Every line below that mentions the word "Николая" should be copied out.

**Supplied data**

******************************

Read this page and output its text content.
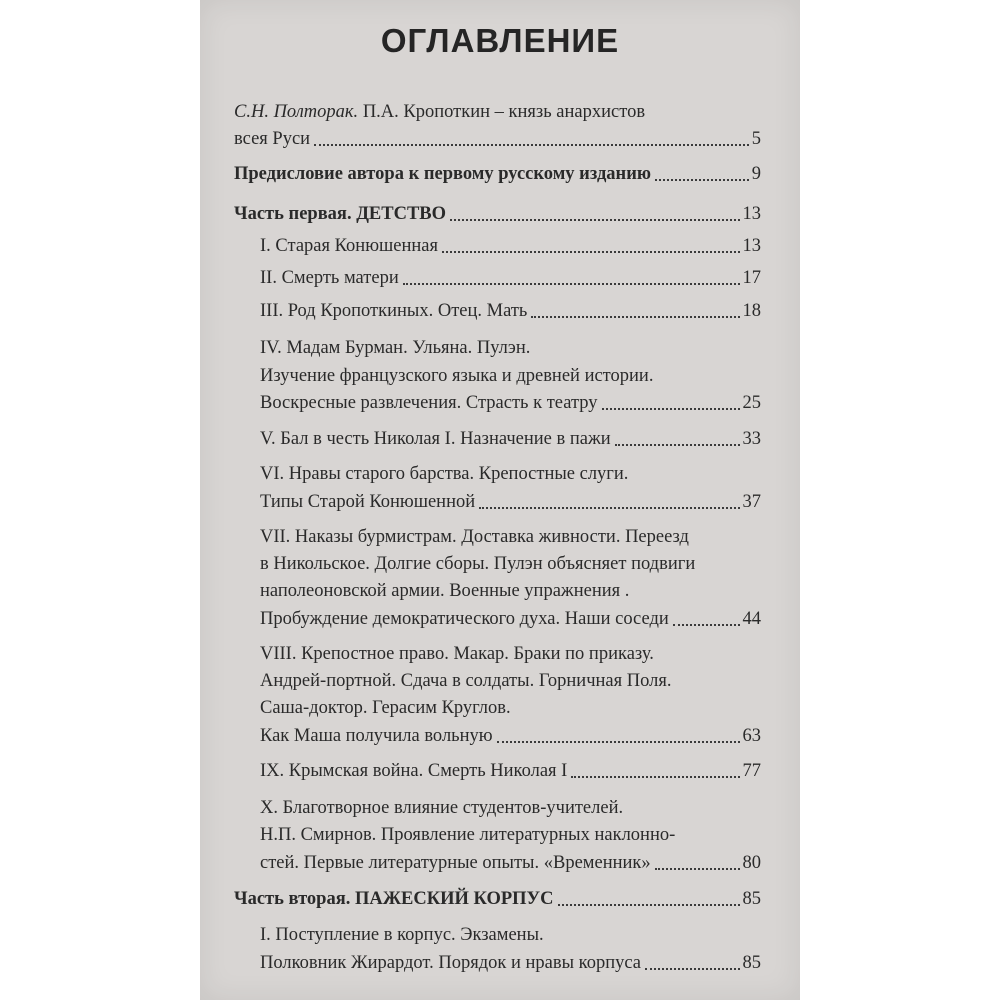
ОГЛАВЛЕНИЕ
С.Н. Полторак. П.А. Кропоткин – князь анархистов
всея Руси	5
Предисловие автора к первому русскому изданию	9
Часть первая. ДЕТСТВО	13
I. Старая Конюшенная	13
II. Смерть матери	17
III. Род Кропоткиных. Отец. Мать	18
IV. Мадам Бурман. Ульяна. Пулэн.
Изучение французского языка и древней истории.
Воскресные развлечения. Страсть к театру	25
V. Бал в честь Николая I. Назначение в пажи	33
VI. Нравы старого барства. Крепостные слуги.
Типы Старой Конюшенной	37
VII. Наказы бурмистрам. Доставка живности. Переезд
в Никольское. Долгие сборы. Пулэн объясняет подвиги
наполеоновской армии. Военные упражнения .
Пробуждение демократического духа. Наши соседи	44
VIII. Крепостное право. Макар. Браки по приказу.
Андрей-портной. Сдача в солдаты. Горничная Поля.
Саша-доктор. Герасим Круглов.
Как Маша получила вольную	63
IX. Крымская война. Смерть Николая I	77
X. Благотворное влияние студентов-учителей.
Н.П. Смирнов. Проявление литературных наклонно-
стей. Первые литературные опыты. «Временник»	80
Часть вторая. ПАЖЕСКИЙ КОРПУС	85
I. Поступление в корпус. Экзамены.
Полковник Жирардот. Порядок и нравы корпуса	85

******************************

**Right answer**
V. Бал в честь Николая I. Назначение в пажи	33
IX. Крымская война. Смерть Николая I	77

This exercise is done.